## Goal of the exercise
Spot each line in the records below where the word "name" occurs, then copy it.

## Excerpted records
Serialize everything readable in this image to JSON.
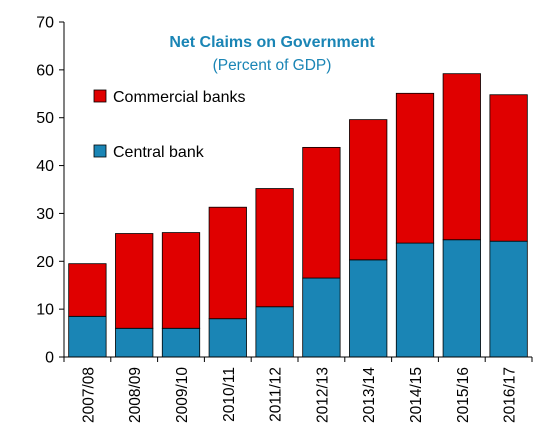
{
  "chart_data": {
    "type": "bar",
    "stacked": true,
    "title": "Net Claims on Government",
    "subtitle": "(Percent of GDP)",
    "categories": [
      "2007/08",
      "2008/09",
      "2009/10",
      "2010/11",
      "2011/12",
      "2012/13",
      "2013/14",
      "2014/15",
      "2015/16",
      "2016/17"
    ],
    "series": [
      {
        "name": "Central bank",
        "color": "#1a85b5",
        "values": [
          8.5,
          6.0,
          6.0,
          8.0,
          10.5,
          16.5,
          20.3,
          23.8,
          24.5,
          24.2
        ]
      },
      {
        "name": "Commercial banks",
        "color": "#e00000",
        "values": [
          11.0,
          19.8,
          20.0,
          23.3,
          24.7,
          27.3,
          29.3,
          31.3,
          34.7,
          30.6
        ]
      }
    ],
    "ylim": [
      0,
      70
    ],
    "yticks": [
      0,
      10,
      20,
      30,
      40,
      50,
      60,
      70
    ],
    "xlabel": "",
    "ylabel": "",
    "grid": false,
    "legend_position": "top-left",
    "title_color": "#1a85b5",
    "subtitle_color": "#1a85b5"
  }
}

## The response
        "name": "Central bank",
        "name": "Commercial banks",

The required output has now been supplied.